What the task requires
Copy the listing below line for line, character for character, leaving out the picture.

Exercise data

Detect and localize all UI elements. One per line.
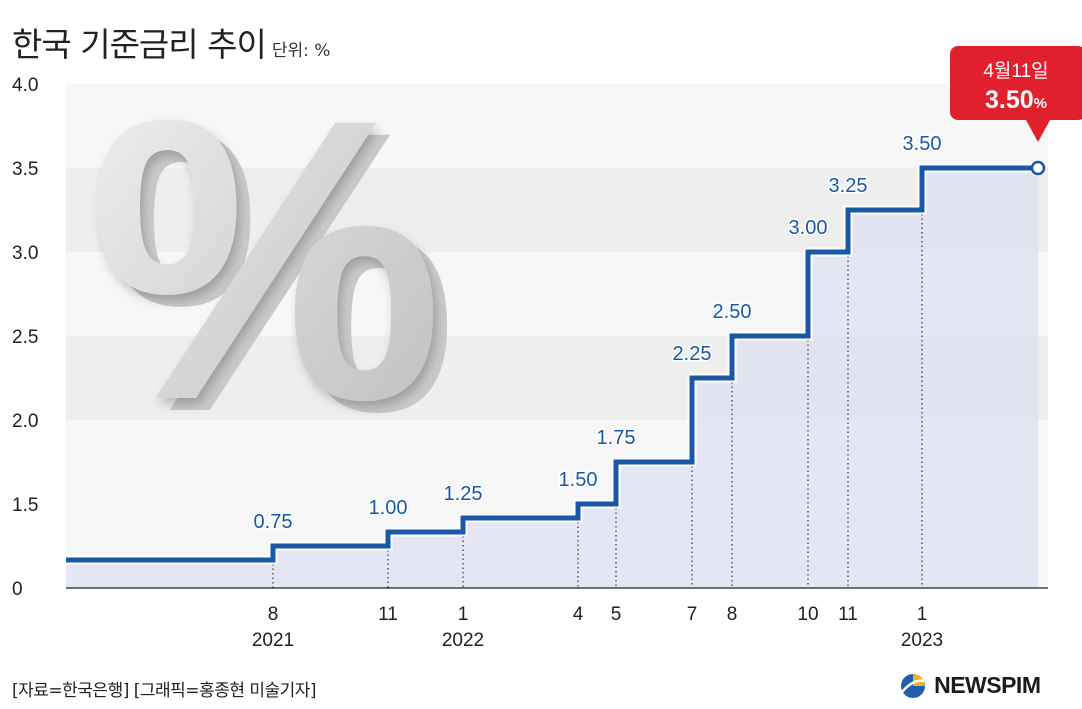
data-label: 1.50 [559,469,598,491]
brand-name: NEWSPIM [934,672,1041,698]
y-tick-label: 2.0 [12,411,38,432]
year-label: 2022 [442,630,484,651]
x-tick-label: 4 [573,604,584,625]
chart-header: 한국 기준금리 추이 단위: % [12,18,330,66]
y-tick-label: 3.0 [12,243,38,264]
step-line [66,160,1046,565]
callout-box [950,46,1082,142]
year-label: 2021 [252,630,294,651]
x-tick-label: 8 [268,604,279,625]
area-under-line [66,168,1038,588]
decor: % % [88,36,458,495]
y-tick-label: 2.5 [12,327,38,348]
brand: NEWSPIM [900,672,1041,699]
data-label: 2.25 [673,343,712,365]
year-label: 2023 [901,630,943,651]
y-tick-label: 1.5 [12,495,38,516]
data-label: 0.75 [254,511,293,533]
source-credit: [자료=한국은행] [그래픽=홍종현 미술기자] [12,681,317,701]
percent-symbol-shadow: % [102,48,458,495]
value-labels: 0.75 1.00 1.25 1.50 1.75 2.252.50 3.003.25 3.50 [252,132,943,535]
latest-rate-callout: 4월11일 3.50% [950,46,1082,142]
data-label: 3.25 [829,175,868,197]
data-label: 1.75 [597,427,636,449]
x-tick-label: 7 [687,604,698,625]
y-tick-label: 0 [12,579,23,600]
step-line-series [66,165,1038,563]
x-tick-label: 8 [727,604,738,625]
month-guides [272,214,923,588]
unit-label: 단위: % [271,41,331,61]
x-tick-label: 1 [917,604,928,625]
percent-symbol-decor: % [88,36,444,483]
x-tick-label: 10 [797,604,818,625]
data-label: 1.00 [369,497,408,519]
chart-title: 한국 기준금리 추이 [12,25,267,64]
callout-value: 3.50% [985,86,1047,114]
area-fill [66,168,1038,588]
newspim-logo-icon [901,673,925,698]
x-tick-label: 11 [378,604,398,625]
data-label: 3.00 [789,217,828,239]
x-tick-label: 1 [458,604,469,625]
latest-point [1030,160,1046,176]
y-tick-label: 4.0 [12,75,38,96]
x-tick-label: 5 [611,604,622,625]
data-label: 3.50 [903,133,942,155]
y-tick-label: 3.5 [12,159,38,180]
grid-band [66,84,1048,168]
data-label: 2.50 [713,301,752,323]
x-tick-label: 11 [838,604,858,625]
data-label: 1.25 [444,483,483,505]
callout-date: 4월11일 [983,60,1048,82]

Response below
Detect and localize all UI elements. One per line.
data-label: 1.50 [559,469,598,491]
brand-name: NEWSPIM [934,672,1041,698]
y-tick-label: 2.0 [12,411,38,432]
year-label: 2022 [442,630,484,651]
x-tick-label: 4 [573,604,584,625]
chart-header: 한국 기준금리 추이 단위: % [12,18,330,66]
y-tick-label: 3.0 [12,243,38,264]
step-line [66,160,1046,565]
callout-box [950,46,1082,142]
year-label: 2021 [252,630,294,651]
x-tick-label: 8 [268,604,279,625]
area-under-line [66,168,1038,588]
decor: % % [88,36,458,495]
y-tick-label: 2.5 [12,327,38,348]
brand: NEWSPIM [900,672,1041,699]
data-label: 2.25 [673,343,712,365]
year-label: 2023 [901,630,943,651]
y-tick-label: 1.5 [12,495,38,516]
data-label: 0.75 [254,511,293,533]
source-credit: [자료=한국은행] [그래픽=홍종현 미술기자] [12,681,317,701]
percent-symbol-shadow: % [102,48,458,495]
value-labels: 0.75 1.00 1.25 1.50 1.75 2.252.50 3.003.25 3.50 [252,132,943,535]
latest-rate-callout: 4월11일 3.50% [950,46,1082,142]
data-label: 3.25 [829,175,868,197]
data-label: 1.75 [597,427,636,449]
x-tick-label: 7 [687,604,698,625]
y-tick-label: 0 [12,579,23,600]
step-line-series [66,165,1038,563]
x-tick-label: 8 [727,604,738,625]
month-guides [272,214,923,588]
unit-label: 단위: % [271,41,331,61]
x-tick-label: 1 [917,604,928,625]
percent-symbol-decor: % [88,36,444,483]
x-tick-label: 10 [797,604,818,625]
data-label: 1.00 [369,497,408,519]
chart-title: 한국 기준금리 추이 [12,25,267,64]
callout-value: 3.50% [985,86,1047,114]
area-fill [66,168,1038,588]
newspim-logo-icon [901,673,925,698]
x-tick-label: 11 [378,604,398,625]
data-label: 3.00 [789,217,828,239]
x-tick-label: 1 [458,604,469,625]
latest-point [1030,160,1046,176]
y-tick-label: 4.0 [12,75,38,96]
x-tick-label: 5 [611,604,622,625]
data-label: 3.50 [903,133,942,155]
y-tick-label: 3.5 [12,159,38,180]
grid-band [66,84,1048,168]
data-label: 2.50 [713,301,752,323]
x-tick-label: 11 [838,604,858,625]
data-label: 1.25 [444,483,483,505]
callout-date: 4월11일 [983,60,1048,82]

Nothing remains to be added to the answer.